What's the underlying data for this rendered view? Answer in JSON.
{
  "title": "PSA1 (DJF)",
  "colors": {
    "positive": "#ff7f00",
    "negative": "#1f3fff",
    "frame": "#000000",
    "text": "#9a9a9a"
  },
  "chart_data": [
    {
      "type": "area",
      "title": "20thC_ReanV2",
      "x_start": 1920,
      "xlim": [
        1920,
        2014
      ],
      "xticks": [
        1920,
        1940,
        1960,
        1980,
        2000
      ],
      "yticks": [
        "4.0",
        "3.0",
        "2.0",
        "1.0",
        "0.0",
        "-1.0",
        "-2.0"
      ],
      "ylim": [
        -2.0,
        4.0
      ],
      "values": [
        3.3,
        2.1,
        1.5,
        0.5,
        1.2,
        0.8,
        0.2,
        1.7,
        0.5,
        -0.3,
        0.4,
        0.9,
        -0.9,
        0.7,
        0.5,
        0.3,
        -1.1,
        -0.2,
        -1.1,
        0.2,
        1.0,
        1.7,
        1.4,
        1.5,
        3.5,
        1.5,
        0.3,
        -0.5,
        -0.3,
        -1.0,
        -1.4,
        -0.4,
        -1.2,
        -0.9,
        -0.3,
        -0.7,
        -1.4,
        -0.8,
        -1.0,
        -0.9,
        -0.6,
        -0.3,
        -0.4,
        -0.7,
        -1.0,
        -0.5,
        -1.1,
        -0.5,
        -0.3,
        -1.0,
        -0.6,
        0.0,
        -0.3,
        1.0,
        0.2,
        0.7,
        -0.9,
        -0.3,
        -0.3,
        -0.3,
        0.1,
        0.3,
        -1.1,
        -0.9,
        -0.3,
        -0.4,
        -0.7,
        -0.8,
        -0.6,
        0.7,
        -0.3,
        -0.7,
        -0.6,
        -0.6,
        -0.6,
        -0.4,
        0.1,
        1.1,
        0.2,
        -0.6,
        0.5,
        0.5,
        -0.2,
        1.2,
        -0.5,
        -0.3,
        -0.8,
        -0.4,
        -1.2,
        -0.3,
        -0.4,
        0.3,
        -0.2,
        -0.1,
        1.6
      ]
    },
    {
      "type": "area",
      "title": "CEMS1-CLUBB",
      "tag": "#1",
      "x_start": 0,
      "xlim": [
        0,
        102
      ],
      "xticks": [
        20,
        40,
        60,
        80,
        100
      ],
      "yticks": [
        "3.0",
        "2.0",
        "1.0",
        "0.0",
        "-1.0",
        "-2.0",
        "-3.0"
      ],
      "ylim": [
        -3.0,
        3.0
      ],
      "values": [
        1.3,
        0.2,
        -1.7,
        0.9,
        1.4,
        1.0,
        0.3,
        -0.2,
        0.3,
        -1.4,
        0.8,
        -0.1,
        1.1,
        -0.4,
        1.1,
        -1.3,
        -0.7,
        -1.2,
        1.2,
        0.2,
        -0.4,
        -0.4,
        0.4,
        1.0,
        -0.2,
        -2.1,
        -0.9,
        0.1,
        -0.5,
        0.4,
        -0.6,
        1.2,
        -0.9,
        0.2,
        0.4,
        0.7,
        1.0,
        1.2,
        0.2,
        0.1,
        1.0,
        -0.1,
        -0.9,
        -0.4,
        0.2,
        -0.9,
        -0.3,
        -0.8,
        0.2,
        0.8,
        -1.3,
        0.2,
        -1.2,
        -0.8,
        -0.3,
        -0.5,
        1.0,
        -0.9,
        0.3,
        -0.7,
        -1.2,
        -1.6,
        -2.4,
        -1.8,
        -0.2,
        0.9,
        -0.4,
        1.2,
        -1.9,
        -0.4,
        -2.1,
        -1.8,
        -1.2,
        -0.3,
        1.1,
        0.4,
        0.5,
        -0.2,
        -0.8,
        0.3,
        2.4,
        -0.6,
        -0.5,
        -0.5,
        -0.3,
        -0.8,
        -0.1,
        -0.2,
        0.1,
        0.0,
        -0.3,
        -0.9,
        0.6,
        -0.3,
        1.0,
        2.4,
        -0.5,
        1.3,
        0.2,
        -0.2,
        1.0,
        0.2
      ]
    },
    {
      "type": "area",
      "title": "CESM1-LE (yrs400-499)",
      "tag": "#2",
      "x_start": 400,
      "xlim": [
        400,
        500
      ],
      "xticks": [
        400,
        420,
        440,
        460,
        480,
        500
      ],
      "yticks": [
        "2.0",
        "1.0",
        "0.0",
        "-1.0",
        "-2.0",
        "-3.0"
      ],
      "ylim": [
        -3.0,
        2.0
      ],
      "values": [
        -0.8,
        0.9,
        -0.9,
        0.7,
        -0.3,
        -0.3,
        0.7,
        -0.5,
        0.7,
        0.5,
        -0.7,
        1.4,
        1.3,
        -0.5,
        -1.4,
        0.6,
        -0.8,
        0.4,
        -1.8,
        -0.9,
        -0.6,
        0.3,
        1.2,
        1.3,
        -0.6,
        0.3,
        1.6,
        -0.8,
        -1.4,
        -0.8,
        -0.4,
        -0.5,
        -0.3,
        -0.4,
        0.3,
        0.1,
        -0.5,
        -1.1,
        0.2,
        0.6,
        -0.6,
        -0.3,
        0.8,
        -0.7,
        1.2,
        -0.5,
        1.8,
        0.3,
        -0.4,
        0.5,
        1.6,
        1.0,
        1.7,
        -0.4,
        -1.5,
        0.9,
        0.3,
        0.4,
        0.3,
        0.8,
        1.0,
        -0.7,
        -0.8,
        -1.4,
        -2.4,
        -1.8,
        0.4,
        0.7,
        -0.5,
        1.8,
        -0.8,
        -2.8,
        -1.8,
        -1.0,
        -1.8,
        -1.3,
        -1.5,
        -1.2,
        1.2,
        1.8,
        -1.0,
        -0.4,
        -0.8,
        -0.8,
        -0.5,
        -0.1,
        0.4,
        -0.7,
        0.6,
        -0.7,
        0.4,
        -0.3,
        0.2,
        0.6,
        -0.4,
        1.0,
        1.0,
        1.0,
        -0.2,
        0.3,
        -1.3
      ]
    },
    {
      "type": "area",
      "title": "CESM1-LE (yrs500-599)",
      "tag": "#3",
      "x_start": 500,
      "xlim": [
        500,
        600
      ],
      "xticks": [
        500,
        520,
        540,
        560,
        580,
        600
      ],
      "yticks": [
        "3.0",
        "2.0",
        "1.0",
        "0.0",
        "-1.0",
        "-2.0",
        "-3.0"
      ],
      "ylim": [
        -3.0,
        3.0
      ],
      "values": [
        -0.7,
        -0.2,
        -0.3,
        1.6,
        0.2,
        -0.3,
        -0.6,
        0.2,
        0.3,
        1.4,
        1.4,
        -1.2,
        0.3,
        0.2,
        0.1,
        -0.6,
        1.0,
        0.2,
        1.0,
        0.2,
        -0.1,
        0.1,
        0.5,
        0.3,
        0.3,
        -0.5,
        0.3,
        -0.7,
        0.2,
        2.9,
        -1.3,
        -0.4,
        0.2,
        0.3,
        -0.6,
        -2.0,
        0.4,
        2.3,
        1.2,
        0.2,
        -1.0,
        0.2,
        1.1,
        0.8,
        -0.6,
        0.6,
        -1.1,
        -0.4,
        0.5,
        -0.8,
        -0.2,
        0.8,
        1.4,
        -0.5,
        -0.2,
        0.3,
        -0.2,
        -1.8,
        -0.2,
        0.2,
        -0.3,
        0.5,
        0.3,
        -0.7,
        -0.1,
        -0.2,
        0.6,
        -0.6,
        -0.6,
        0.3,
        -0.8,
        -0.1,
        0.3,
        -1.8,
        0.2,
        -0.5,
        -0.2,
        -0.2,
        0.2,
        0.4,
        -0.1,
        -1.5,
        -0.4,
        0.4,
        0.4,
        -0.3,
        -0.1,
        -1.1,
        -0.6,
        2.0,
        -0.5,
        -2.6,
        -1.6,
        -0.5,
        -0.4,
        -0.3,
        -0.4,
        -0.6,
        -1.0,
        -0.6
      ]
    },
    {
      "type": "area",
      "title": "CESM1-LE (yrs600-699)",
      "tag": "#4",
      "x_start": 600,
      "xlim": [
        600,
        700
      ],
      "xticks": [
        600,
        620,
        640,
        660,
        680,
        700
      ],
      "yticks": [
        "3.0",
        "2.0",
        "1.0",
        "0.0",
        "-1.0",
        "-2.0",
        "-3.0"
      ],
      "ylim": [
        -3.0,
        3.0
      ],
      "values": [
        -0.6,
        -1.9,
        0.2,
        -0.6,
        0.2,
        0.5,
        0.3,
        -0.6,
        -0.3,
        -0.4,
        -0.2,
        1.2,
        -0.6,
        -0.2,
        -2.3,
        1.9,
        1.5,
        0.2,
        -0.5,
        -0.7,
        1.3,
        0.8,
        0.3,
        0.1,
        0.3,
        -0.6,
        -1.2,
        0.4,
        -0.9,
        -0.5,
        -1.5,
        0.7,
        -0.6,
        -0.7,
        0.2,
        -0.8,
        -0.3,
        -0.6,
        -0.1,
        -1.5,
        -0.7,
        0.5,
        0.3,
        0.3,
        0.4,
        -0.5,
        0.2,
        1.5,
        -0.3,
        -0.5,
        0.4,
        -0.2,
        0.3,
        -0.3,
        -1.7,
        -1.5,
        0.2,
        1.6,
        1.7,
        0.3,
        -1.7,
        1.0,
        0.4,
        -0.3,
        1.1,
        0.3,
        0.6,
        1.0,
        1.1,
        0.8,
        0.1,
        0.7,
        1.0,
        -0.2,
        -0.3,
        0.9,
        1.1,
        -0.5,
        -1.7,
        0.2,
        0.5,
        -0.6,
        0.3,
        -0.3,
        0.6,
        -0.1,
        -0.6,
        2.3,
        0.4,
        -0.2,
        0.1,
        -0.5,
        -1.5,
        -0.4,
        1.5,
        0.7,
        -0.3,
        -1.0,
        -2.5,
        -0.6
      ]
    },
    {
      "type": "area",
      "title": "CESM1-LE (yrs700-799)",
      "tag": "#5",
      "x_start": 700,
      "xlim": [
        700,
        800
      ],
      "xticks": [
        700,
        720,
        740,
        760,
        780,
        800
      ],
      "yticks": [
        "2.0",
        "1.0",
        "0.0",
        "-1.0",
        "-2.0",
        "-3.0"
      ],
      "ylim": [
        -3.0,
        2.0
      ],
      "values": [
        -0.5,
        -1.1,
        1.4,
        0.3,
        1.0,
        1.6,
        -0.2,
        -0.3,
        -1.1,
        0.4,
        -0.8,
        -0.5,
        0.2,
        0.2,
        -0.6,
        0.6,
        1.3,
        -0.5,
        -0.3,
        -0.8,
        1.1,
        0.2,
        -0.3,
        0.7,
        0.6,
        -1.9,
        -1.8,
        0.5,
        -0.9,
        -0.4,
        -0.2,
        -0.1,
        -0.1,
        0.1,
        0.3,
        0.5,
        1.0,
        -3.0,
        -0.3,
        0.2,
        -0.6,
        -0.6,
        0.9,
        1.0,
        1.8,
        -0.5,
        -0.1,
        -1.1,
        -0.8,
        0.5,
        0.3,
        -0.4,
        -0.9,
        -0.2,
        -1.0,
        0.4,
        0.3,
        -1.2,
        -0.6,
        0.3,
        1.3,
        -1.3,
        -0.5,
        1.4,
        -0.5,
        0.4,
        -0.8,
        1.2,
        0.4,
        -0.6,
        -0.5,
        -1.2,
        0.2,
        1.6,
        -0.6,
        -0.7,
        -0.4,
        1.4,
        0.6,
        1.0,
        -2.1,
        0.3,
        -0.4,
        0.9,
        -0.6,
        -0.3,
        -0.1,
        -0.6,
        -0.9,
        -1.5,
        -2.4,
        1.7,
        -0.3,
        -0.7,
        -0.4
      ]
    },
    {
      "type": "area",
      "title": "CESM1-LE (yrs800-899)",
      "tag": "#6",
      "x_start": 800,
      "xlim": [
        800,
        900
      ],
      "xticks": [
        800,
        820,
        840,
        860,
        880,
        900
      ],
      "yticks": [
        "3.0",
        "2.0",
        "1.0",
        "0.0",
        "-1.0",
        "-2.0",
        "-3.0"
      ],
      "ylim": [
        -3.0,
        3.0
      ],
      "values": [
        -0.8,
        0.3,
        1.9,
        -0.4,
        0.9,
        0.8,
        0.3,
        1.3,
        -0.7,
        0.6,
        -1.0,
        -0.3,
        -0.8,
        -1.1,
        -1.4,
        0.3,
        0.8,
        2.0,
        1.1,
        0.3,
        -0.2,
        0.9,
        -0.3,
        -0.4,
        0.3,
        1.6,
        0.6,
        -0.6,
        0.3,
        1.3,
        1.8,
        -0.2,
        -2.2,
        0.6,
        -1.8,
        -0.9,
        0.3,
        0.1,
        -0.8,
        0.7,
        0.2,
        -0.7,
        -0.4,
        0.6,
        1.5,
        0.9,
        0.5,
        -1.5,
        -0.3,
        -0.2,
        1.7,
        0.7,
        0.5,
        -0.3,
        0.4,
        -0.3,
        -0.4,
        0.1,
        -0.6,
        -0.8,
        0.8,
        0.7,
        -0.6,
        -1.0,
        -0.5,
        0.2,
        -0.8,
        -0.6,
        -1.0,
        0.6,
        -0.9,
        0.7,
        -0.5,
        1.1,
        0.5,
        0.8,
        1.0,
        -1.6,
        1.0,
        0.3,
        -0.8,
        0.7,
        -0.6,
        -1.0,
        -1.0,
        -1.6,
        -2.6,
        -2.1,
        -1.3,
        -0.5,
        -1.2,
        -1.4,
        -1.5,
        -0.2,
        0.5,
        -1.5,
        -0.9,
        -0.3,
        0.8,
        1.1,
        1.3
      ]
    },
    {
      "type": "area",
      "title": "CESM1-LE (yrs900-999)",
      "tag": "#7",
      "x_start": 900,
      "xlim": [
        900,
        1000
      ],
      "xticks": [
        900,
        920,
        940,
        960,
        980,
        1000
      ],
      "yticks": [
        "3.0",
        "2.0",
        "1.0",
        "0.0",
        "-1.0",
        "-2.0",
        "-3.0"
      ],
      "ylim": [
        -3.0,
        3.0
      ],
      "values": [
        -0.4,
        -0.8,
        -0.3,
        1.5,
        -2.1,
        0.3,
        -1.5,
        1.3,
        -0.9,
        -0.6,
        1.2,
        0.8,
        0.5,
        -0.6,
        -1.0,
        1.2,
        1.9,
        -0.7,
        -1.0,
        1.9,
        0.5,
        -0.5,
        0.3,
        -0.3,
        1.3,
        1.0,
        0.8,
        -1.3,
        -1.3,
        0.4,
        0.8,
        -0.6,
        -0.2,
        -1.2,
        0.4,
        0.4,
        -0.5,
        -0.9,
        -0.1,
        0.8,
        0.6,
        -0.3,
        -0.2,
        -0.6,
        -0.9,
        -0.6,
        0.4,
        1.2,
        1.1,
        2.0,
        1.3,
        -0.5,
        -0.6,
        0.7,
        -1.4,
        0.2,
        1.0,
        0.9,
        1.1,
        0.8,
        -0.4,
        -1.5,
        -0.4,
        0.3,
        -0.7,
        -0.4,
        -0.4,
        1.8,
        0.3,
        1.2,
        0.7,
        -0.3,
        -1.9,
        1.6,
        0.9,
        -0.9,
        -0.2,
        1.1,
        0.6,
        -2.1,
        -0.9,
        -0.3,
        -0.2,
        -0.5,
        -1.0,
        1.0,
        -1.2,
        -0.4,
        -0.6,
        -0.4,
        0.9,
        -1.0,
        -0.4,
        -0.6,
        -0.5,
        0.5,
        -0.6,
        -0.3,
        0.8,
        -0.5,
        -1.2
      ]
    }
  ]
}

┄┄┄┄┄┄┄┄┄┄┄┄┄┄┄┄┄┄┄┄

Set task ->
Where a line of the records above holds the word "title", copy that line.

Solved exercise ->
  "title": "PSA1 (DJF)",
      "title": "20thC_ReanV2",
      "title": "CEMS1-CLUBB",
      "title": "CESM1-LE (yrs400-499)",
      "title": "CESM1-LE (yrs500-599)",
      "title": "CESM1-LE (yrs600-699)",
      "title": "CESM1-LE (yrs700-799)",
      "title": "CESM1-LE (yrs800-899)",
      "title": "CESM1-LE (yrs900-999)",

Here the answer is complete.